PROBLEM DESCRIPTION:
Every line must be returned precisely as it is written.

Dataset items:
◇ ◇ ◇ ◇

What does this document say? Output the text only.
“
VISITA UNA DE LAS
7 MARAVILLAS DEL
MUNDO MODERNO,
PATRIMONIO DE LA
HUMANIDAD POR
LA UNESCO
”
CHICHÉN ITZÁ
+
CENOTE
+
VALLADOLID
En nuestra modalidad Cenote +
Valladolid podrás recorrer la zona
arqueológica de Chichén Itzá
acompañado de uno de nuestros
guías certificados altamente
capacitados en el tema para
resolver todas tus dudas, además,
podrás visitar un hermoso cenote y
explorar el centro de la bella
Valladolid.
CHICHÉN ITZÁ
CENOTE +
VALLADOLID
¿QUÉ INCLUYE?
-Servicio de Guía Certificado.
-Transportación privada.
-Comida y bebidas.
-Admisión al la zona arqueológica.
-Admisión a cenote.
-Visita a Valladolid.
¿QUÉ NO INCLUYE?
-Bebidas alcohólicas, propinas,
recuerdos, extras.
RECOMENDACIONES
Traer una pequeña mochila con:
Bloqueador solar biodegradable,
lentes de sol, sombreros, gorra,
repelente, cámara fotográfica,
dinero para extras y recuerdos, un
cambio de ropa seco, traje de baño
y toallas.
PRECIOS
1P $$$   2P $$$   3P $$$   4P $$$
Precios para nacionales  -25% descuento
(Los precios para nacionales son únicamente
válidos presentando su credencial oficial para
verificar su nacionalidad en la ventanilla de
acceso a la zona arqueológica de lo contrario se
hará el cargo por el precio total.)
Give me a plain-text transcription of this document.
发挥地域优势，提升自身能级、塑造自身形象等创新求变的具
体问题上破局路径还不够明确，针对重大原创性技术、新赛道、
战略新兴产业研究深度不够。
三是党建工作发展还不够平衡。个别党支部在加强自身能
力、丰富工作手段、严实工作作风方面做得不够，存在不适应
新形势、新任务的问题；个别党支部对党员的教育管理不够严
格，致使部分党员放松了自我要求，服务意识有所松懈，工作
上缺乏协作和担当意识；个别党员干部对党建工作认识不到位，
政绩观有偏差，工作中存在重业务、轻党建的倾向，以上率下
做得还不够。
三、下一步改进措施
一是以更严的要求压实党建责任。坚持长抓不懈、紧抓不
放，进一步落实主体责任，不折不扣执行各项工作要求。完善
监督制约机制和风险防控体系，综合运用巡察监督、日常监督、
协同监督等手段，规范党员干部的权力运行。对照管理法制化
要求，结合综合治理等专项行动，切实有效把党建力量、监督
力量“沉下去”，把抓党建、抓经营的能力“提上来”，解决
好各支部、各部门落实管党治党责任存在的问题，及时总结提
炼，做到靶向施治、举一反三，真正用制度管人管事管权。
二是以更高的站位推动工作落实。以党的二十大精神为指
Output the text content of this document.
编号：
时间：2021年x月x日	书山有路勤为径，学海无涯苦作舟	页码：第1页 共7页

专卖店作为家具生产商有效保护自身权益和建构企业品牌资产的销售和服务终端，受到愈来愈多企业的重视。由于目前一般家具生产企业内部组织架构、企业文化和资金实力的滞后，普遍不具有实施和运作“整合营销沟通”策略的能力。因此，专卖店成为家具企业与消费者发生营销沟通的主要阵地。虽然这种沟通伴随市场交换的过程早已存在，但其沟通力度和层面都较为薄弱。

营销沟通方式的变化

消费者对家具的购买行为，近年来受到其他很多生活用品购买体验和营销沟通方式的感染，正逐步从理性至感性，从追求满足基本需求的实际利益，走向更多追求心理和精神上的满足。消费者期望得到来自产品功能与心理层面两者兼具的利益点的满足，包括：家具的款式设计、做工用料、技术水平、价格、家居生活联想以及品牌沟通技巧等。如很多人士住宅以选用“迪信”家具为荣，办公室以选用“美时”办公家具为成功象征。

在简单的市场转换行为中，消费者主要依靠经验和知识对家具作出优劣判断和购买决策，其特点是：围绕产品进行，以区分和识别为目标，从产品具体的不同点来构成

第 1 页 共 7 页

◇ ◇ ◇ ◇

ANSWER TO THE PROBLEM:
What does this document say? Output the text only.
“
VISITA UNA DE LAS
7 MARAVILLAS DEL
MUNDO MODERNO,
PATRIMONIO DE LA
HUMANIDAD POR
LA UNESCO
”
CHICHÉN ITZÁ
+
CENOTE
+
VALLADOLID
En nuestra modalidad Cenote +
Valladolid podrás recorrer la zona
arqueológica de Chichén Itzá
acompañado de uno de nuestros
guías certificados altamente
capacitados en el tema para
resolver todas tus dudas, además,
podrás visitar un hermoso cenote y
explorar el centro de la bella
Valladolid.
CHICHÉN ITZÁ
CENOTE +
VALLADOLID
¿QUÉ INCLUYE?
-Servicio de Guía Certificado.
-Transportación privada.
-Comida y bebidas.
-Admisión al la zona arqueológica.
-Admisión a cenote.
-Visita a Valladolid.
¿QUÉ NO INCLUYE?
-Bebidas alcohólicas, propinas,
recuerdos, extras.
RECOMENDACIONES
Traer una pequeña mochila con:
Bloqueador solar biodegradable,
lentes de sol, sombreros, gorra,
repelente, cámara fotográfica,
dinero para extras y recuerdos, un
cambio de ropa seco, traje de baño
y toallas.
PRECIOS
1P $$$   2P $$$   3P $$$   4P $$$
Precios para nacionales  -25% descuento
(Los precios para nacionales son únicamente
válidos presentando su credencial oficial para
verificar su nacionalidad en la ventanilla de
acceso a la zona arqueológica de lo contrario se
hará el cargo por el precio total.)
Give me a plain-text transcription of this document.
发挥地域优势，提升自身能级、塑造自身形象等创新求变的具
体问题上破局路径还不够明确，针对重大原创性技术、新赛道、
战略新兴产业研究深度不够。
三是党建工作发展还不够平衡。个别党支部在加强自身能
力、丰富工作手段、严实工作作风方面做得不够，存在不适应
新形势、新任务的问题；个别党支部对党员的教育管理不够严
格，致使部分党员放松了自我要求，服务意识有所松懈，工作
上缺乏协作和担当意识；个别党员干部对党建工作认识不到位，
政绩观有偏差，工作中存在重业务、轻党建的倾向，以上率下
做得还不够。
三、下一步改进措施
一是以更严的要求压实党建责任。坚持长抓不懈、紧抓不
放，进一步落实主体责任，不折不扣执行各项工作要求。完善
监督制约机制和风险防控体系，综合运用巡察监督、日常监督、
协同监督等手段，规范党员干部的权力运行。对照管理法制化
要求，结合综合治理等专项行动，切实有效把党建力量、监督
力量“沉下去”，把抓党建、抓经营的能力“提上来”，解决
好各支部、各部门落实管党治党责任存在的问题，及时总结提
炼，做到靶向施治、举一反三，真正用制度管人管事管权。
二是以更高的站位推动工作落实。以党的二十大精神为指
Output the text content of this document.
编号：
时间：2021年x月x日	书山有路勤为径，学海无涯苦作舟	页码：第1页 共7页

专卖店作为家具生产商有效保护自身权益和建构企业品牌资产的销售和服务终端，受到愈来愈多企业的重视。由于目前一般家具生产企业内部组织架构、企业文化和资金实力的滞后，普遍不具有实施和运作“整合营销沟通”策略的能力。因此，专卖店成为家具企业与消费者发生营销沟通的主要阵地。虽然这种沟通伴随市场交换的过程早已存在，但其沟通力度和层面都较为薄弱。

营销沟通方式的变化

消费者对家具的购买行为，近年来受到其他很多生活用品购买体验和营销沟通方式的感染，正逐步从理性至感性，从追求满足基本需求的实际利益，走向更多追求心理和精神上的满足。消费者期望得到来自产品功能与心理层面两者兼具的利益点的满足，包括：家具的款式设计、做工用料、技术水平、价格、家居生活联想以及品牌沟通技巧等。如很多人士住宅以选用“迪信”家具为荣，办公室以选用“美时”办公家具为成功象征。

在简单的市场转换行为中，消费者主要依靠经验和知识对家具作出优劣判断和购买决策，其特点是：围绕产品进行，以区分和识别为目标，从产品具体的不同点来构成

第 1 页 共 7 页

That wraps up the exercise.